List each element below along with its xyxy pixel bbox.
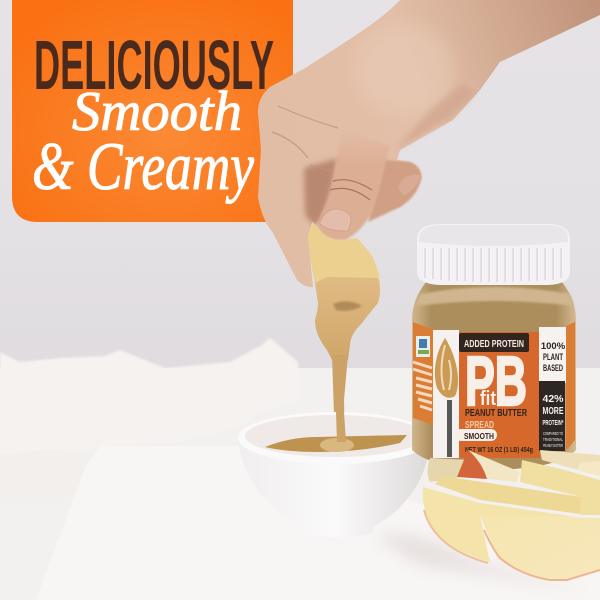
- thumbnail: [320, 209, 351, 231]
- script: smooth: Smooth: [72, 81, 242, 143]
- more protein badge: MORE: [542, 405, 564, 417]
- orange banner: [12, 0, 293, 222]
- fingernail: [398, 175, 420, 196]
- more protein badge: COMPARED TO: [543, 431, 563, 436]
- more protein badge: PROTEIN*: [542, 418, 564, 427]
- PB fit logo: fit: [480, 388, 496, 410]
- spoon icon: [435, 338, 458, 457]
- table surface: [0, 368, 600, 600]
- thumb: [317, 128, 390, 240]
- drip end: [336, 412, 346, 442]
- plant based badge: PLANT: [543, 352, 563, 363]
- thumb creases: [330, 180, 372, 200]
- rim: [238, 412, 432, 464]
- middle slice: [435, 476, 582, 514]
- smooth pill: SMOOTH: [464, 431, 494, 441]
- plant based badge: [539, 327, 566, 383]
- spread: SPREAD: [465, 419, 494, 431]
- marble board: [36, 446, 600, 600]
- heading: deliciously: DELICIOUSLY: [34, 26, 274, 104]
- script: creamy: & Creamy: [32, 128, 255, 204]
- more protein badge: 42%: [542, 393, 564, 405]
- side text panel: [413, 336, 432, 410]
- PB fit logo: PB: [465, 342, 527, 420]
- bowl: [238, 412, 432, 537]
- cloth: [0, 338, 300, 505]
- butter drip: [332, 355, 348, 445]
- side lines: [413, 362, 432, 410]
- added protein: ADDED PROTEIN: [464, 338, 524, 350]
- jar body: [412, 282, 576, 470]
- lid: [417, 224, 570, 285]
- large slice: [423, 487, 577, 562]
- product name: PEANUT BUTTER: [465, 407, 527, 419]
- butter in bowl: [265, 435, 407, 452]
- lower finger: [368, 160, 421, 222]
- back right slice: [520, 460, 600, 515]
- white spoon strip: [433, 330, 459, 458]
- shadow on lower hand: [395, 84, 476, 150]
- more protein badge: [539, 381, 565, 451]
- red slice: [468, 450, 520, 482]
- background wall: [0, 0, 600, 378]
- more protein badge: TRADITIONAL: [543, 437, 563, 442]
- plant based badge: BASED: [543, 363, 563, 374]
- hand: [258, 0, 600, 287]
- PB fit logo: [465, 342, 527, 420]
- apple slice dipped: [308, 222, 380, 360]
- label orange: [413, 322, 575, 458]
- logo: [416, 336, 430, 357]
- orange label centre: [459, 332, 540, 458]
- highlight on back of hand: [355, 25, 455, 115]
- net weight: NET WT 16 OZ (1 LB) 454g: [465, 445, 533, 454]
- apple slices: [423, 450, 600, 580]
- shadow between fingers: [304, 158, 338, 228]
- more protein badge: PEANUT BUTTER: [543, 443, 563, 448]
- added protein: [459, 333, 529, 352]
- knuckle creases: [272, 106, 338, 172]
- jar: [412, 224, 576, 470]
- smooth pill: [455, 429, 497, 441]
- front slice: [480, 515, 600, 580]
- back slices: [540, 450, 600, 470]
- butter swirl: [320, 438, 354, 452]
- bowl interior: [245, 415, 425, 457]
- shadow under bowl and apples: [375, 534, 590, 590]
- jar base tint: [428, 458, 470, 482]
- plant based badge: 100%: [541, 341, 566, 352]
━━━━━━━━━━━━━━━━
* BRIEF *
Copy out the entries exactly as they stand, omitting the images.

* ANSWER SECTION *
List each element below along with its xyxy pixel bbox.
- thumbnail: [320, 209, 351, 231]
- script: smooth: Smooth: [72, 81, 242, 143]
- more protein badge: MORE: [542, 405, 564, 417]
- orange banner: [12, 0, 293, 222]
- fingernail: [398, 175, 420, 196]
- more protein badge: COMPARED TO: [543, 431, 563, 436]
- more protein badge: PROTEIN*: [542, 418, 564, 427]
- PB fit logo: fit: [480, 388, 496, 410]
- spoon icon: [435, 338, 458, 457]
- table surface: [0, 368, 600, 600]
- thumb: [317, 128, 390, 240]
- drip end: [336, 412, 346, 442]
- plant based badge: PLANT: [543, 352, 563, 363]
- thumb creases: [330, 180, 372, 200]
- rim: [238, 412, 432, 464]
- middle slice: [435, 476, 582, 514]
- smooth pill: SMOOTH: [464, 431, 494, 441]
- plant based badge: [539, 327, 566, 383]
- spread: SPREAD: [465, 419, 494, 431]
- marble board: [36, 446, 600, 600]
- heading: deliciously: DELICIOUSLY: [34, 26, 274, 104]
- script: creamy: & Creamy: [32, 128, 255, 204]
- more protein badge: 42%: [542, 393, 564, 405]
- side text panel: [413, 336, 432, 410]
- PB fit logo: PB: [465, 342, 527, 420]
- bowl: [238, 412, 432, 537]
- cloth: [0, 338, 300, 505]
- butter drip: [332, 355, 348, 445]
- side lines: [413, 362, 432, 410]
- added protein: ADDED PROTEIN: [464, 338, 524, 350]
- jar body: [412, 282, 576, 470]
- lid: [417, 224, 570, 285]
- large slice: [423, 487, 577, 562]
- product name: PEANUT BUTTER: [465, 407, 527, 419]
- butter in bowl: [265, 435, 407, 452]
- lower finger: [368, 160, 421, 222]
- back right slice: [520, 460, 600, 515]
- white spoon strip: [433, 330, 459, 458]
- shadow on lower hand: [395, 84, 476, 150]
- more protein badge: [539, 381, 565, 451]
- red slice: [468, 450, 520, 482]
- background wall: [0, 0, 600, 378]
- more protein badge: TRADITIONAL: [543, 437, 563, 442]
- plant based badge: BASED: [543, 363, 563, 374]
- hand: [258, 0, 600, 287]
- PB fit logo: [465, 342, 527, 420]
- apple slice dipped: [308, 222, 380, 360]
- label orange: [413, 322, 575, 458]
- logo: [416, 336, 430, 357]
- orange label centre: [459, 332, 540, 458]
- highlight on back of hand: [355, 25, 455, 115]
- net weight: NET WT 16 OZ (1 LB) 454g: [465, 445, 533, 454]
- apple slices: [423, 450, 600, 580]
- shadow between fingers: [304, 158, 338, 228]
- more protein badge: PEANUT BUTTER: [543, 443, 563, 448]
- added protein: [459, 333, 529, 352]
- knuckle creases: [272, 106, 338, 172]
- jar: [412, 224, 576, 470]
- smooth pill: [455, 429, 497, 441]
- front slice: [480, 515, 600, 580]
- back slices: [540, 450, 600, 470]
- butter swirl: [320, 438, 354, 452]
- bowl interior: [245, 415, 425, 457]
- shadow under bowl and apples: [375, 534, 590, 590]
- jar base tint: [428, 458, 470, 482]
- plant based badge: 100%: [541, 341, 566, 352]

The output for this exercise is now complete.